● **TASK DIRECTIONS**:
Say how many lines in the records include the string "Income", adding no other words.

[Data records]
******

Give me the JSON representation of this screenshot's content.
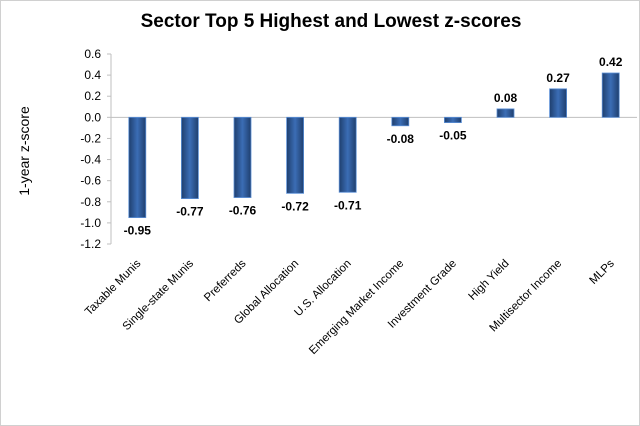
{
  "chart_data": {
    "type": "bar",
    "title": "Sector Top 5 Highest and Lowest z-scores",
    "xlabel": "",
    "ylabel": "1-year z-score",
    "categories": [
      "Taxable Munis",
      "Single-state Munis",
      "Preferreds",
      "Global Allocation",
      "U.S. Allocation",
      "Emerging Market Income",
      "Investment Grade",
      "High Yield",
      "Multisector Income",
      "MLPs"
    ],
    "values": [
      -0.95,
      -0.77,
      -0.76,
      -0.72,
      -0.71,
      -0.08,
      -0.05,
      0.08,
      0.27,
      0.42
    ],
    "data_labels": [
      "-0.95",
      "-0.77",
      "-0.76",
      "-0.72",
      "-0.71",
      "-0.08",
      "-0.05",
      "0.08",
      "0.27",
      "0.42"
    ],
    "ylim": [
      -1.2,
      0.6
    ],
    "yticks": [
      0.6,
      0.4,
      0.2,
      0.0,
      -0.2,
      -0.4,
      -0.6,
      -0.8,
      -1.0,
      -1.2
    ],
    "ytick_labels": [
      "0.6",
      "0.4",
      "0.2",
      "0.0",
      "-0.2",
      "-0.4",
      "-0.6",
      "-0.8",
      "-1.0",
      "-1.2"
    ],
    "grid": false,
    "legend": "none",
    "colors": {
      "bar_dark": "#1f3f6e",
      "bar_mid": "#3b6db5",
      "bar_light": "#5b8fd6",
      "axis": "#bfbfbf"
    }
  }
}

******

● **FINAL ANSWER**:
2